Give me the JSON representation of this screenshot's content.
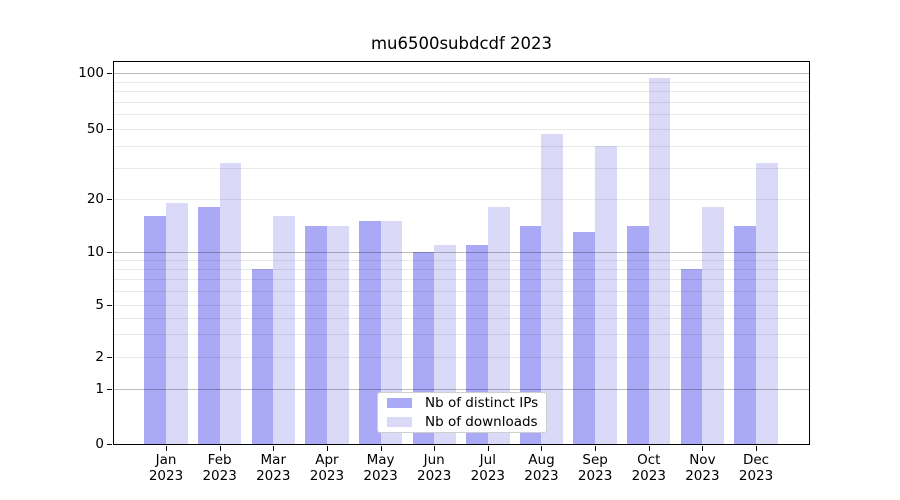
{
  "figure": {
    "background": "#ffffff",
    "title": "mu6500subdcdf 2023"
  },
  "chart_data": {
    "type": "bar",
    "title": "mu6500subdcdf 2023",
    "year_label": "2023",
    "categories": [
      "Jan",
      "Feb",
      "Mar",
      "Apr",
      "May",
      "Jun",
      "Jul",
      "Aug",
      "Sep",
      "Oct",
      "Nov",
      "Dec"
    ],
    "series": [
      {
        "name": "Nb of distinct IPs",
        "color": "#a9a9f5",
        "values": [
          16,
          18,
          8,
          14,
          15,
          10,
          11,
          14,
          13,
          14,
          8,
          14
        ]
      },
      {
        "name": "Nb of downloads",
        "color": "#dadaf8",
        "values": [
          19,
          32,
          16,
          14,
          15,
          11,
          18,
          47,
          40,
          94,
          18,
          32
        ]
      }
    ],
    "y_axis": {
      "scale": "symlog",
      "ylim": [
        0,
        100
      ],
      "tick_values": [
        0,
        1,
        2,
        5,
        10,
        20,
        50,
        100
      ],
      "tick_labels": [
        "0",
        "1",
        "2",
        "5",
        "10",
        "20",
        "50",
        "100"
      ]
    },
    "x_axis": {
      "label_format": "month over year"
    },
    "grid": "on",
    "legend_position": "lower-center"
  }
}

**Objective:**
Make an exact copy of every record, pictures excluded.

**Finished answer:**
Give me the JSON representation of this screenshot's content.
{
  "figure": {
    "background": "#ffffff",
    "title": "mu6500subdcdf 2023"
  },
  "chart_data": {
    "type": "bar",
    "title": "mu6500subdcdf 2023",
    "year_label": "2023",
    "categories": [
      "Jan",
      "Feb",
      "Mar",
      "Apr",
      "May",
      "Jun",
      "Jul",
      "Aug",
      "Sep",
      "Oct",
      "Nov",
      "Dec"
    ],
    "series": [
      {
        "name": "Nb of distinct IPs",
        "color": "#a9a9f5",
        "values": [
          16,
          18,
          8,
          14,
          15,
          10,
          11,
          14,
          13,
          14,
          8,
          14
        ]
      },
      {
        "name": "Nb of downloads",
        "color": "#dadaf8",
        "values": [
          19,
          32,
          16,
          14,
          15,
          11,
          18,
          47,
          40,
          94,
          18,
          32
        ]
      }
    ],
    "y_axis": {
      "scale": "symlog",
      "ylim": [
        0,
        100
      ],
      "tick_values": [
        0,
        1,
        2,
        5,
        10,
        20,
        50,
        100
      ],
      "tick_labels": [
        "0",
        "1",
        "2",
        "5",
        "10",
        "20",
        "50",
        "100"
      ]
    },
    "x_axis": {
      "label_format": "month over year"
    },
    "grid": "on",
    "legend_position": "lower-center"
  }
}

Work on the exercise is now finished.